#### Data shown
# # #
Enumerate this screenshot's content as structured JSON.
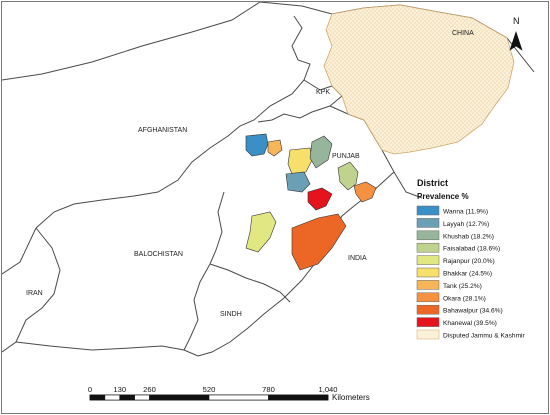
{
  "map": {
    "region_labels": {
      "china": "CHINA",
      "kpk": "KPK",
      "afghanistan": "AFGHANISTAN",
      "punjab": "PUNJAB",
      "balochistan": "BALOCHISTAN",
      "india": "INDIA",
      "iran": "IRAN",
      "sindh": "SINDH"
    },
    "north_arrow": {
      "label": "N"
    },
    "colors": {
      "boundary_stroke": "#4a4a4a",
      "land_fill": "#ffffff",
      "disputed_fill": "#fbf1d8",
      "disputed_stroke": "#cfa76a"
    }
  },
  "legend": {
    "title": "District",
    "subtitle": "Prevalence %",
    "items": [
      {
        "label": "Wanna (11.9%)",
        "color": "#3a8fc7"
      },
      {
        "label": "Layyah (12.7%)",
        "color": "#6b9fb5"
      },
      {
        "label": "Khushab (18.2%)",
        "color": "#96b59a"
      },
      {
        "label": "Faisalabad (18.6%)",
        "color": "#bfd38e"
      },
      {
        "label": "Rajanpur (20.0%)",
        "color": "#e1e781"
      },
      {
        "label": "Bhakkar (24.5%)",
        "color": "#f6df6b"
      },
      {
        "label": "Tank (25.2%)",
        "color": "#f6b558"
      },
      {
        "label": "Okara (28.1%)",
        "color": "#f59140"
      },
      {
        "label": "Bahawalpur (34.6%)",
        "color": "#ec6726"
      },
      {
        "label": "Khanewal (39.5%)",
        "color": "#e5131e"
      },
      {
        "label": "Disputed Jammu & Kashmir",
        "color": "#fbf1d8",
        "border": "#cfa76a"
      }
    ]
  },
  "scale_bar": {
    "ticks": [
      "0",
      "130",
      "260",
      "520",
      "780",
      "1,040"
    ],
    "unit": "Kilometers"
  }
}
# # #
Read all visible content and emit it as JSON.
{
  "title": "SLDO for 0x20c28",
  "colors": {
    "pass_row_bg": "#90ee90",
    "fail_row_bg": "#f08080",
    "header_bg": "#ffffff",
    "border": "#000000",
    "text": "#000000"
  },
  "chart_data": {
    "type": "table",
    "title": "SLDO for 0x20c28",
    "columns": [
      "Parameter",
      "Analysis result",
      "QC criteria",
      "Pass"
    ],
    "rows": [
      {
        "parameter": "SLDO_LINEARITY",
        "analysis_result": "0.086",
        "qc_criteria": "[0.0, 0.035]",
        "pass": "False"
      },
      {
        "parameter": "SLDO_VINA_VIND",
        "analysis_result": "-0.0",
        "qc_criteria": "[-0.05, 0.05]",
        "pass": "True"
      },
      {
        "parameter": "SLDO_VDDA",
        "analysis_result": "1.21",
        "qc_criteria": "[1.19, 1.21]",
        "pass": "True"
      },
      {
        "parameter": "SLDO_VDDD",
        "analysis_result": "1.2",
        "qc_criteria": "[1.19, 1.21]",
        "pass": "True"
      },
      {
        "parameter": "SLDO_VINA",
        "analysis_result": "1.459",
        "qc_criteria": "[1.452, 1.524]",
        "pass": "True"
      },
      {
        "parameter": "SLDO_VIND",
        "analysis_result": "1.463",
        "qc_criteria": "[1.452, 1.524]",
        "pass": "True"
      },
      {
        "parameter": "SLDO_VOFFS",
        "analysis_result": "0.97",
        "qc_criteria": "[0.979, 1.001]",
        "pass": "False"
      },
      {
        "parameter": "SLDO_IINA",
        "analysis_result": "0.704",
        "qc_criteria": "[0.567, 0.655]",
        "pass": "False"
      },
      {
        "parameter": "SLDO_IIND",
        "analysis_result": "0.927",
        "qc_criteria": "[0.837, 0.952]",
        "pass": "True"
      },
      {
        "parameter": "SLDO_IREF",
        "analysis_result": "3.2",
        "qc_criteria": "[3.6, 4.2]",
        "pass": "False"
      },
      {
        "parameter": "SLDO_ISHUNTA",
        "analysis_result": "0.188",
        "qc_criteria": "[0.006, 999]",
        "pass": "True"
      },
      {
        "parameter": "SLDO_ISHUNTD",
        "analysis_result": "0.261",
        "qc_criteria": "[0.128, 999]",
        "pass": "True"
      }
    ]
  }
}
# # #
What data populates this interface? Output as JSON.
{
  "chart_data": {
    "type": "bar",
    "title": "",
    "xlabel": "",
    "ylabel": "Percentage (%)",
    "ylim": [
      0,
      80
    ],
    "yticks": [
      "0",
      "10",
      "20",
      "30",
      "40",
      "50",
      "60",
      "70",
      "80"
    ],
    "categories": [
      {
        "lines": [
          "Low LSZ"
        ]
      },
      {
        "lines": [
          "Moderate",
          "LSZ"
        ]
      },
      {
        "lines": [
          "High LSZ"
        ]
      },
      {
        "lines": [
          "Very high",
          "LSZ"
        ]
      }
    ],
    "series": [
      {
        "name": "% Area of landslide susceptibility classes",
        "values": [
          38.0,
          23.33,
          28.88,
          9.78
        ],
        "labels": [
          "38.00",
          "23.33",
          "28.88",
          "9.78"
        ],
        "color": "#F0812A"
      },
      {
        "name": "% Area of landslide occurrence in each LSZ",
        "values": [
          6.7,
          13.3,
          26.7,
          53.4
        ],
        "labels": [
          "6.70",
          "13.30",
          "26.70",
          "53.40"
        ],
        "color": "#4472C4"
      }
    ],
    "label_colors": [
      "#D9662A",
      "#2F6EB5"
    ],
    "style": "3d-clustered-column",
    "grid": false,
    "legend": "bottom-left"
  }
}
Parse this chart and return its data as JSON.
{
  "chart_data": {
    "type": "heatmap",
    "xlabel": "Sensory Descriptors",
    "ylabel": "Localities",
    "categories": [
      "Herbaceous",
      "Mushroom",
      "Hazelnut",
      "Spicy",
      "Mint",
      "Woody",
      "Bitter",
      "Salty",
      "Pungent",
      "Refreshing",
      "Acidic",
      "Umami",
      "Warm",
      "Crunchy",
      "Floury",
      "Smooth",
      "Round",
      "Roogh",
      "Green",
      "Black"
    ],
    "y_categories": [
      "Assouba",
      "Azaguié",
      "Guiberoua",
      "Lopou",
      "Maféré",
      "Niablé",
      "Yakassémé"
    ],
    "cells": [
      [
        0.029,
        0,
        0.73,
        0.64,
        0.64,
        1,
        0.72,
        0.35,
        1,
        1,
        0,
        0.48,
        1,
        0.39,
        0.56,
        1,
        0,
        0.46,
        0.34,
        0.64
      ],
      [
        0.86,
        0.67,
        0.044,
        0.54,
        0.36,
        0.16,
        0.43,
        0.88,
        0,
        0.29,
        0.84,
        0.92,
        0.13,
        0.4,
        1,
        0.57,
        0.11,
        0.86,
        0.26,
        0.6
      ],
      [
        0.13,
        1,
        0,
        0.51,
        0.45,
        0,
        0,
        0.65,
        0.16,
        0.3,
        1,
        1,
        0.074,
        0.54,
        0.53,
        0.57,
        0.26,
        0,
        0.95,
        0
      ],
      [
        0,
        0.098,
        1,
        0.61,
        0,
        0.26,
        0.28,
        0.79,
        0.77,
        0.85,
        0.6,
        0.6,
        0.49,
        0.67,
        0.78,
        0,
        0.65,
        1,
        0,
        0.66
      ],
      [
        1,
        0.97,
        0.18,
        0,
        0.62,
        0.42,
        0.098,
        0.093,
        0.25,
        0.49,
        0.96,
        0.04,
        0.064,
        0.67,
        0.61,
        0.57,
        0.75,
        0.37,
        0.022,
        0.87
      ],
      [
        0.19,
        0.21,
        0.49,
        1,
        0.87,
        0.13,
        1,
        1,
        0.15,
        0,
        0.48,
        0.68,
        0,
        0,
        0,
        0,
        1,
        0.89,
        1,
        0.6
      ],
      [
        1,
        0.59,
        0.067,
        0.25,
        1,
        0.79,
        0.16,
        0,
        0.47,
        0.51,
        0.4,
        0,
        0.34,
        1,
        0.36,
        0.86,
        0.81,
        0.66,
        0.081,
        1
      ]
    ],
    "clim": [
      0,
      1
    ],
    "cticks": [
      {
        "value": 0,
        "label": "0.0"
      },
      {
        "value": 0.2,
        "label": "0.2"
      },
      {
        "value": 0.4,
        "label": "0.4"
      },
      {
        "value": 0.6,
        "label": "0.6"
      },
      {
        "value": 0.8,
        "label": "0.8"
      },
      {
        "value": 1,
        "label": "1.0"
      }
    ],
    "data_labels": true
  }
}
# # #
#### Work instructions
Using the records above, copy every line that has the word "JSON" in it.

#### The reply
Enumerate this screenshot's content as structured JSON.
Read all visible content and emit it as JSON.
What data populates this interface? Output as JSON.
Parse this chart and return its data as JSON.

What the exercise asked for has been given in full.